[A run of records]
- - -

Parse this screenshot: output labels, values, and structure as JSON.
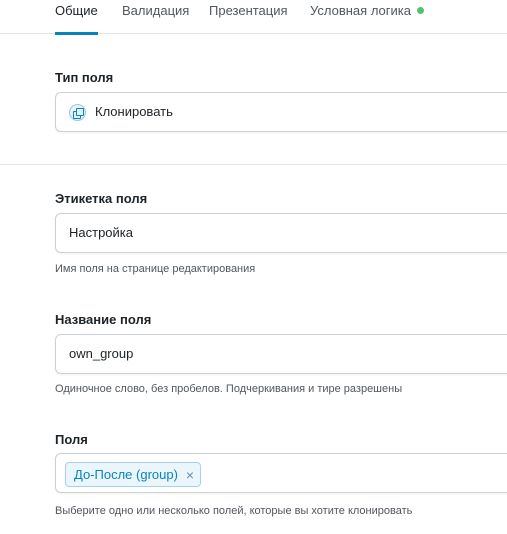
{
  "tabs": [
    {
      "label": "Общие",
      "active": true
    },
    {
      "label": "Валидация"
    },
    {
      "label": "Презентация"
    },
    {
      "label": "Условная логика",
      "status_dot": true
    }
  ],
  "field_type": {
    "label": "Тип поля",
    "value": "Клонировать",
    "icon": "clone-icon"
  },
  "field_label": {
    "label": "Этикетка поля",
    "value": "Настройка",
    "help": "Имя поля на странице редактирования"
  },
  "field_name": {
    "label": "Название поля",
    "value": "own_group",
    "help": "Одиночное слово, без пробелов. Подчеркивания и тире разрешены"
  },
  "fields": {
    "label": "Поля",
    "chips": [
      "До-После (group)"
    ],
    "remove_glyph": "×",
    "help": "Выберите одно или несколько полей, которые вы хотите клонировать"
  },
  "colors": {
    "accent": "#0783be",
    "status_dot": "#52c26e"
  }
}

- - -

Written instruction – Scan the entries above. Copy each line that has the string "help".

Expected answer –
    "help": "Имя поля на странице редактирования"
    "help": "Одиночное слово, без пробелов. Подчеркивания и тире разрешены"
    "help": "Выберите одно или несколько полей, которые вы хотите клонировать"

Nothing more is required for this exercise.